Report how many lines of the records below include the word "data". Give nothing but the number.
"""
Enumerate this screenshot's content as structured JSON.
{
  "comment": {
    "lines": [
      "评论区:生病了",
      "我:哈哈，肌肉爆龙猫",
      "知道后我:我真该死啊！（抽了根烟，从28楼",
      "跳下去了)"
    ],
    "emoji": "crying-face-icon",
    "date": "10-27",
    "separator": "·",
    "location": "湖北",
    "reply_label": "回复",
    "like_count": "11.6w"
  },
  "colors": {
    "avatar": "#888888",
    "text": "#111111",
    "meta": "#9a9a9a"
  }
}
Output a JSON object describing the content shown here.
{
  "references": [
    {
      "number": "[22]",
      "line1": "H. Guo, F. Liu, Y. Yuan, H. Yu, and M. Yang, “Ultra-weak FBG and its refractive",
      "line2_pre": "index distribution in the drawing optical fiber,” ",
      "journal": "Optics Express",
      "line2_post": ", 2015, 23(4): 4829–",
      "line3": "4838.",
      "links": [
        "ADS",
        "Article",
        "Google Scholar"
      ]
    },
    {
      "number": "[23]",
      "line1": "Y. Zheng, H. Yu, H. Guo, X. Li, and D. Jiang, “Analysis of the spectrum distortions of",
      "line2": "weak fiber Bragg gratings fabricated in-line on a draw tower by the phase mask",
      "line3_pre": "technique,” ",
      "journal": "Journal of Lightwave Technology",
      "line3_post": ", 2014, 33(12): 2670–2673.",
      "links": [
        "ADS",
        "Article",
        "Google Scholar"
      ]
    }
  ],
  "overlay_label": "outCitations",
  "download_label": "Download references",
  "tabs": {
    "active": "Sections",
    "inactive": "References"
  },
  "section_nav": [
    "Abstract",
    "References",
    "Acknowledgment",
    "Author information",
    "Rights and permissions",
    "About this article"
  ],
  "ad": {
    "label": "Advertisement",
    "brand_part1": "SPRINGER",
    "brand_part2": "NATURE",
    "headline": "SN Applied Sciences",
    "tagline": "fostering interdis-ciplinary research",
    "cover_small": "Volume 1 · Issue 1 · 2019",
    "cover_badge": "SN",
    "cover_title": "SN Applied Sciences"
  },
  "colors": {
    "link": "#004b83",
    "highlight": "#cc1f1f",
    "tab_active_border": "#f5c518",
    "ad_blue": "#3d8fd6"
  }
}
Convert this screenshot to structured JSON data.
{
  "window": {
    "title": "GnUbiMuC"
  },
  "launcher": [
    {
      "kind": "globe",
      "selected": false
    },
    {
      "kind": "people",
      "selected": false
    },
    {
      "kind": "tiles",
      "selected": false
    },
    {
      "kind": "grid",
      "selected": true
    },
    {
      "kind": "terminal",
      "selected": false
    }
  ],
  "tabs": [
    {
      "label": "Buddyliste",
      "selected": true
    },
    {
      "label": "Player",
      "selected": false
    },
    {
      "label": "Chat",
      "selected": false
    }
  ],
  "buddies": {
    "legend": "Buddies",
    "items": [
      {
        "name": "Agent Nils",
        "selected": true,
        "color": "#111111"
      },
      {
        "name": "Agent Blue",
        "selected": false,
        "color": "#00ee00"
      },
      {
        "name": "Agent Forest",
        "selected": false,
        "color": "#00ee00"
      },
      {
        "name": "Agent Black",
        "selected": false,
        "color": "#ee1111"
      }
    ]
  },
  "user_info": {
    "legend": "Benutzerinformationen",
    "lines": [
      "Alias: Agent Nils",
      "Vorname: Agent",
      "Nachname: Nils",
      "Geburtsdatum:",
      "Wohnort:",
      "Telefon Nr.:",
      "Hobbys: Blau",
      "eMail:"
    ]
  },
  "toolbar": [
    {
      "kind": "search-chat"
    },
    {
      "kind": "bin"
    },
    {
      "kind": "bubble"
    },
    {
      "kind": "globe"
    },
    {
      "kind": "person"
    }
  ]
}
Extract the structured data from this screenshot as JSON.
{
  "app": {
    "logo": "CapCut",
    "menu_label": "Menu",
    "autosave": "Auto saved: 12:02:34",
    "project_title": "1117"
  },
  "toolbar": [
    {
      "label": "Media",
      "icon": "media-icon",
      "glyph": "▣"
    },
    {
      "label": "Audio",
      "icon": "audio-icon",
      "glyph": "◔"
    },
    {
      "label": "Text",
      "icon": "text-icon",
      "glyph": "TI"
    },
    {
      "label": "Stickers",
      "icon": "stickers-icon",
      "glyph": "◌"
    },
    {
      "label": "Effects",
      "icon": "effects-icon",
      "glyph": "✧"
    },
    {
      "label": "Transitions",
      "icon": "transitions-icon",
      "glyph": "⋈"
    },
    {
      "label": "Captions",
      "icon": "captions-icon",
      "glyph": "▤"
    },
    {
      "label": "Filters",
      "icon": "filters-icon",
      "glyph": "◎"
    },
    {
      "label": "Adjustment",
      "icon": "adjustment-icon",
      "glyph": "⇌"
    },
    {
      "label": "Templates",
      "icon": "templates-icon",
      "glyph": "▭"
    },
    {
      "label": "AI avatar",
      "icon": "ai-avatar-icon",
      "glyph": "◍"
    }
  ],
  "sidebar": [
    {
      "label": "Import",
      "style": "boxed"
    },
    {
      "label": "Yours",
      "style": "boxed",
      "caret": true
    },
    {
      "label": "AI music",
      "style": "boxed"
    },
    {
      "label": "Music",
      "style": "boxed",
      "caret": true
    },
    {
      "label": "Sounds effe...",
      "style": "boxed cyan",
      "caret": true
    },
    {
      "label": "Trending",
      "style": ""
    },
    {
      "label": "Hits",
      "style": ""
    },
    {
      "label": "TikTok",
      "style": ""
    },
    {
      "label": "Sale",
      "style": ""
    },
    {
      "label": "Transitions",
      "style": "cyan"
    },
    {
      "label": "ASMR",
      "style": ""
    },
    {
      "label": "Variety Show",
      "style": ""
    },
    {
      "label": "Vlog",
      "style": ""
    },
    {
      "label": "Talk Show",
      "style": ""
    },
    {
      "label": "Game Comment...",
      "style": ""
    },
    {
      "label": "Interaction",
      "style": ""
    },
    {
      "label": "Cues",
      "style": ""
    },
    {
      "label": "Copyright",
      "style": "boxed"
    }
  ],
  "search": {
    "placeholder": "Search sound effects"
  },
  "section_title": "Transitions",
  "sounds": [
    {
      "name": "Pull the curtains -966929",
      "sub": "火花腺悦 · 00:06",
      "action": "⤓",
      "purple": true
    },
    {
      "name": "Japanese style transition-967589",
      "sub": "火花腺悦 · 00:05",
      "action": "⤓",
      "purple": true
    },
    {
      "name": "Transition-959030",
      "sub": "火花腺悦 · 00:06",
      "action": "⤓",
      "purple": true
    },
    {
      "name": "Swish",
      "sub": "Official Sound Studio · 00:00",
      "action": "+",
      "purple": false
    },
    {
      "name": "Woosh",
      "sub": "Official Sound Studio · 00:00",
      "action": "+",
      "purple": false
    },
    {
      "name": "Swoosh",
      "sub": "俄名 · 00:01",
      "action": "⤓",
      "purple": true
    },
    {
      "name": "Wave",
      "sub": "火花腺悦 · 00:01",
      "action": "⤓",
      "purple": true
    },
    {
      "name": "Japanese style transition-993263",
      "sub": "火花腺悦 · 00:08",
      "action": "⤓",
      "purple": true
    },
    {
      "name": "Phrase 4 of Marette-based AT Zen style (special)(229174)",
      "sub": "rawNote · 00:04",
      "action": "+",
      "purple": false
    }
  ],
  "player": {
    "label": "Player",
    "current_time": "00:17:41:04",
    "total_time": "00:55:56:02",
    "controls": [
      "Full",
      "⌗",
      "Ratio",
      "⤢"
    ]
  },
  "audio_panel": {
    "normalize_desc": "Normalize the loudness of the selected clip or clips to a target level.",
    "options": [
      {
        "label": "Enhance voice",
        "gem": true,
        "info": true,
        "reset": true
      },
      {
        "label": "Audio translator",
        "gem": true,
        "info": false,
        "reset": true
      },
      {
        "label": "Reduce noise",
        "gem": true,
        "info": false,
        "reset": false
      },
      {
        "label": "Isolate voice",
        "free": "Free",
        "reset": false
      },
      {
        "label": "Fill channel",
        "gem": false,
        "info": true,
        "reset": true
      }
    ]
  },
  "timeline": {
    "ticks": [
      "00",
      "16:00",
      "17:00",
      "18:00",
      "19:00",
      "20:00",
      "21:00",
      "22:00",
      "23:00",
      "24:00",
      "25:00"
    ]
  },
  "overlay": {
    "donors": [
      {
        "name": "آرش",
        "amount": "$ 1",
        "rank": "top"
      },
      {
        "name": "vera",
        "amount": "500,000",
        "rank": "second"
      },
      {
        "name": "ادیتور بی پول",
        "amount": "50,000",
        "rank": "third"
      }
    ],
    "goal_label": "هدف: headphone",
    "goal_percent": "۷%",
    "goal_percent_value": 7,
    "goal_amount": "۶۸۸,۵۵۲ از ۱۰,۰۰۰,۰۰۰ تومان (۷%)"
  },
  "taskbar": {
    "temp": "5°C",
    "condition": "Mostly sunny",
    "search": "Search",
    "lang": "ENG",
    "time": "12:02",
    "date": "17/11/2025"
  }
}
"""
- **Output of the task**
2